Data extracted from a collection
┌──
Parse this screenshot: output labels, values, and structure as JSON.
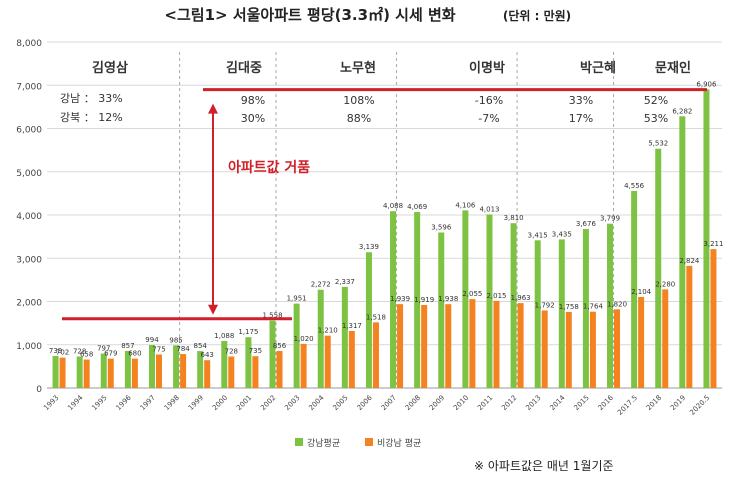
{
  "chart_data": {
    "type": "bar",
    "title": "<그림1> 서울아파트 평당(3.3㎡) 시세 변화",
    "unit_note": "(단위 : 만원)",
    "footnote": "※ 아파트값은 매년 1월기준",
    "ylim": [
      0,
      8000
    ],
    "y_ticks": [
      "0",
      "1,000",
      "2,000",
      "3,000",
      "4,000",
      "5,000",
      "6,000",
      "7,000",
      "8,000"
    ],
    "grid": true,
    "legend_position": "bottom",
    "categories": [
      "1993",
      "1994",
      "1995",
      "1996",
      "1997",
      "1998",
      "1999",
      "2000",
      "2001",
      "2002",
      "2003",
      "2004",
      "2005",
      "2006",
      "2007",
      "2008",
      "2009",
      "2010",
      "2011",
      "2012",
      "2013",
      "2014",
      "2015",
      "2016",
      "2017.5",
      "2018",
      "2019",
      "2020.5"
    ],
    "series": [
      {
        "name": "강남평균",
        "color": "#7dc242",
        "values": [
          739,
          728,
          797,
          857,
          994,
          985,
          854,
          1088,
          1175,
          1558,
          1951,
          2272,
          2337,
          3139,
          4088,
          4069,
          3596,
          4106,
          4013,
          3810,
          3415,
          3435,
          3676,
          3799,
          4556,
          5532,
          6282,
          6906
        ],
        "labels": [
          "739",
          "728",
          "797",
          "857",
          "994",
          "985",
          "854",
          "1,088",
          "1,175",
          "1,558",
          "1,951",
          "2,272",
          "2,337",
          "3,139",
          "4,088",
          "4,069",
          "3,596",
          "4,106",
          "4,013",
          "3,810",
          "3,415",
          "3,435",
          "3,676",
          "3,799",
          "4,556",
          "5,532",
          "6,282",
          "6,906"
        ]
      },
      {
        "name": "비강남 평균",
        "color": "#f58220",
        "values": [
          702,
          658,
          679,
          680,
          775,
          784,
          643,
          728,
          735,
          856,
          1020,
          1210,
          1317,
          1518,
          1939,
          1919,
          1938,
          2055,
          2015,
          1963,
          1792,
          1758,
          1764,
          1820,
          2104,
          2280,
          2824,
          3211
        ],
        "labels": [
          "702",
          "658",
          "679",
          "680",
          "775",
          "784",
          "643",
          "728",
          "735",
          "856",
          "1,020",
          "1,210",
          "1,317",
          "1,518",
          "1,939",
          "1,919",
          "1,938",
          "2,055",
          "2,015",
          "1,963",
          "1,792",
          "1,758",
          "1,764",
          "1,820",
          "2,104",
          "2,280",
          "2,824",
          "3,211"
        ]
      }
    ],
    "administrations": [
      {
        "name": "김영삼"
      },
      {
        "name": "김대중",
        "gangnam": "98%",
        "gangbuk": "30%"
      },
      {
        "name": "노무현",
        "gangnam": "108%",
        "gangbuk": "88%"
      },
      {
        "name": "이명박",
        "gangnam": "-16%",
        "gangbuk": "-7%"
      },
      {
        "name": "박근혜",
        "gangnam": "33%",
        "gangbuk": "17%"
      },
      {
        "name": "문재인",
        "gangnam": "52%",
        "gangbuk": "53%"
      }
    ],
    "row_labels": {
      "gangnam": "강남 ： 33%",
      "gangbuk": "강북 ： 12%"
    },
    "annotation": "아파트값 거품",
    "reference_lines": [
      1600,
      6900
    ]
  }
}
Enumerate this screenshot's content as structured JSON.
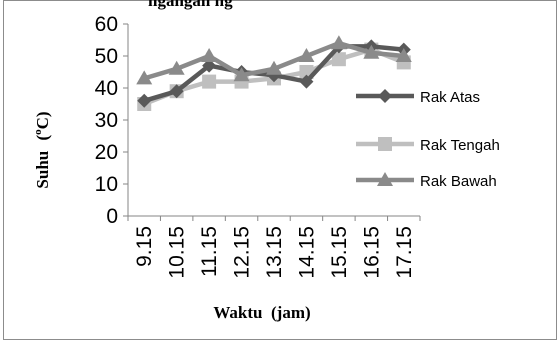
{
  "chart_data": {
    "type": "line",
    "title": "",
    "cutoff_title_fragment": "ngangan ng",
    "xlabel": "Waktu  (jam)",
    "ylabel": "Suhu (°C)",
    "ylabel_parts": {
      "word": "Suhu",
      "open": "(",
      "sup": "o",
      "unit": "C)"
    },
    "ylim": [
      0,
      60
    ],
    "yticks": [
      "0",
      "10",
      "20",
      "30",
      "40",
      "50",
      "60"
    ],
    "categories": [
      "9.15",
      "10.15",
      "11.15",
      "12.15",
      "13.15",
      "14.15",
      "15.15",
      "16.15",
      "17.15"
    ],
    "legend_position": "right",
    "grid": false,
    "series": [
      {
        "name": "Rak Atas",
        "color": "#595959",
        "marker": "diamond",
        "values": [
          36,
          39,
          47,
          45,
          44,
          42,
          53,
          53,
          52
        ]
      },
      {
        "name": "Rak Tengah",
        "color": "#bfbfbf",
        "marker": "square",
        "values": [
          35,
          39,
          42,
          42,
          43,
          45,
          49,
          52,
          48
        ]
      },
      {
        "name": "Rak Bawah",
        "color": "#8a8a8a",
        "marker": "triangle",
        "values": [
          43,
          46,
          50,
          44,
          46,
          50,
          54,
          51,
          50
        ]
      }
    ]
  }
}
└──
_REQUIRED TASK_: Find how many lines include the string "gangbuk" and report that number alone.

_OUTPUT BELOW_: 6